* **TASK DETAILS**: Write out each line exactly as given. Leave the pictures out of your copy.

* **Entries taken from a collection**:

────

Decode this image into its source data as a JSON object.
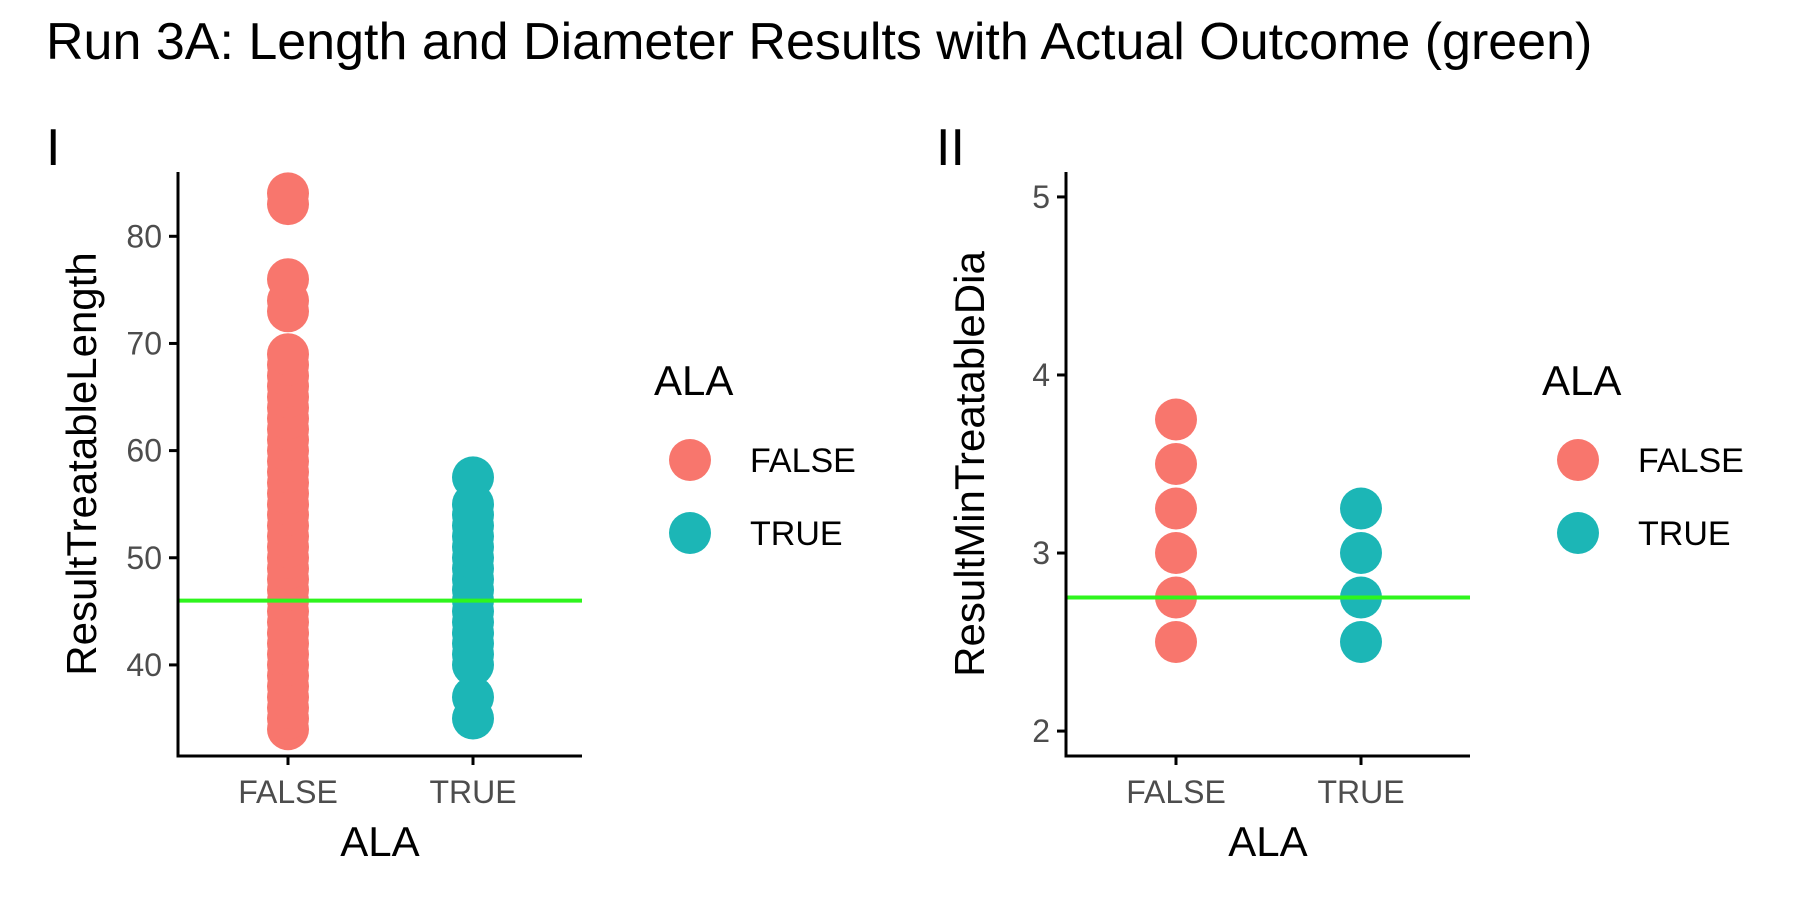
{
  "title": "Run 3A: Length and Diameter Results with Actual Outcome (green)",
  "colors": {
    "FALSE": "#F8766D",
    "TRUE": "#1CB6B6",
    "reference_line": "#2EF51D",
    "axis": "#000000",
    "tick_label": "#4D4D4D"
  },
  "panels": [
    {
      "tag": "I",
      "legend": {
        "title": "ALA",
        "items": [
          "FALSE",
          "TRUE"
        ]
      }
    },
    {
      "tag": "II",
      "legend": {
        "title": "ALA",
        "items": [
          "FALSE",
          "TRUE"
        ]
      }
    }
  ],
  "chart_data": [
    {
      "type": "scatter",
      "title": "",
      "xlabel": "ALA",
      "ylabel": "ResultTreatableLength",
      "categories": [
        "FALSE",
        "TRUE"
      ],
      "y_ticks": [
        40,
        50,
        60,
        70,
        80
      ],
      "ylim": [
        31.5,
        86
      ],
      "grid": false,
      "legend_position": "right",
      "series": [
        {
          "name": "FALSE",
          "category": "FALSE",
          "values": [
            34,
            35,
            36,
            37,
            38,
            39,
            40,
            41,
            42,
            43,
            44,
            45,
            46,
            47,
            48,
            49,
            50,
            51,
            52,
            53,
            54,
            55,
            56,
            57,
            58,
            59,
            60,
            61,
            62,
            63,
            64,
            65,
            66,
            67,
            68,
            69,
            73,
            74,
            76,
            83,
            84
          ]
        },
        {
          "name": "TRUE",
          "category": "TRUE",
          "values": [
            35,
            37,
            40,
            41,
            42,
            43,
            44,
            45,
            46,
            47,
            48,
            49,
            50,
            51,
            52,
            53,
            54,
            55,
            57.5
          ]
        }
      ],
      "reference_line": {
        "y": 46,
        "label": "Actual Outcome"
      }
    },
    {
      "type": "scatter",
      "title": "",
      "xlabel": "ALA",
      "ylabel": "ResultMinTreatableDia",
      "categories": [
        "FALSE",
        "TRUE"
      ],
      "y_ticks": [
        2,
        3,
        4,
        5
      ],
      "ylim": [
        1.86,
        5.14
      ],
      "grid": false,
      "legend_position": "right",
      "series": [
        {
          "name": "FALSE",
          "category": "FALSE",
          "values": [
            2.5,
            2.75,
            3,
            3.25,
            3.5,
            3.75
          ]
        },
        {
          "name": "TRUE",
          "category": "TRUE",
          "values": [
            2.5,
            2.75,
            3,
            3.25
          ]
        }
      ],
      "reference_line": {
        "y": 2.75,
        "label": "Actual Outcome"
      }
    }
  ]
}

────

* **TASK RESPONSE**:
Decode this image into its source data as a JSON object.
{
  "title": "Run 3A: Length and Diameter Results with Actual Outcome (green)",
  "colors": {
    "FALSE": "#F8766D",
    "TRUE": "#1CB6B6",
    "reference_line": "#2EF51D",
    "axis": "#000000",
    "tick_label": "#4D4D4D"
  },
  "panels": [
    {
      "tag": "I",
      "legend": {
        "title": "ALA",
        "items": [
          "FALSE",
          "TRUE"
        ]
      }
    },
    {
      "tag": "II",
      "legend": {
        "title": "ALA",
        "items": [
          "FALSE",
          "TRUE"
        ]
      }
    }
  ],
  "chart_data": [
    {
      "type": "scatter",
      "title": "",
      "xlabel": "ALA",
      "ylabel": "ResultTreatableLength",
      "categories": [
        "FALSE",
        "TRUE"
      ],
      "y_ticks": [
        40,
        50,
        60,
        70,
        80
      ],
      "ylim": [
        31.5,
        86
      ],
      "grid": false,
      "legend_position": "right",
      "series": [
        {
          "name": "FALSE",
          "category": "FALSE",
          "values": [
            34,
            35,
            36,
            37,
            38,
            39,
            40,
            41,
            42,
            43,
            44,
            45,
            46,
            47,
            48,
            49,
            50,
            51,
            52,
            53,
            54,
            55,
            56,
            57,
            58,
            59,
            60,
            61,
            62,
            63,
            64,
            65,
            66,
            67,
            68,
            69,
            73,
            74,
            76,
            83,
            84
          ]
        },
        {
          "name": "TRUE",
          "category": "TRUE",
          "values": [
            35,
            37,
            40,
            41,
            42,
            43,
            44,
            45,
            46,
            47,
            48,
            49,
            50,
            51,
            52,
            53,
            54,
            55,
            57.5
          ]
        }
      ],
      "reference_line": {
        "y": 46,
        "label": "Actual Outcome"
      }
    },
    {
      "type": "scatter",
      "title": "",
      "xlabel": "ALA",
      "ylabel": "ResultMinTreatableDia",
      "categories": [
        "FALSE",
        "TRUE"
      ],
      "y_ticks": [
        2,
        3,
        4,
        5
      ],
      "ylim": [
        1.86,
        5.14
      ],
      "grid": false,
      "legend_position": "right",
      "series": [
        {
          "name": "FALSE",
          "category": "FALSE",
          "values": [
            2.5,
            2.75,
            3,
            3.25,
            3.5,
            3.75
          ]
        },
        {
          "name": "TRUE",
          "category": "TRUE",
          "values": [
            2.5,
            2.75,
            3,
            3.25
          ]
        }
      ],
      "reference_line": {
        "y": 2.75,
        "label": "Actual Outcome"
      }
    }
  ]
}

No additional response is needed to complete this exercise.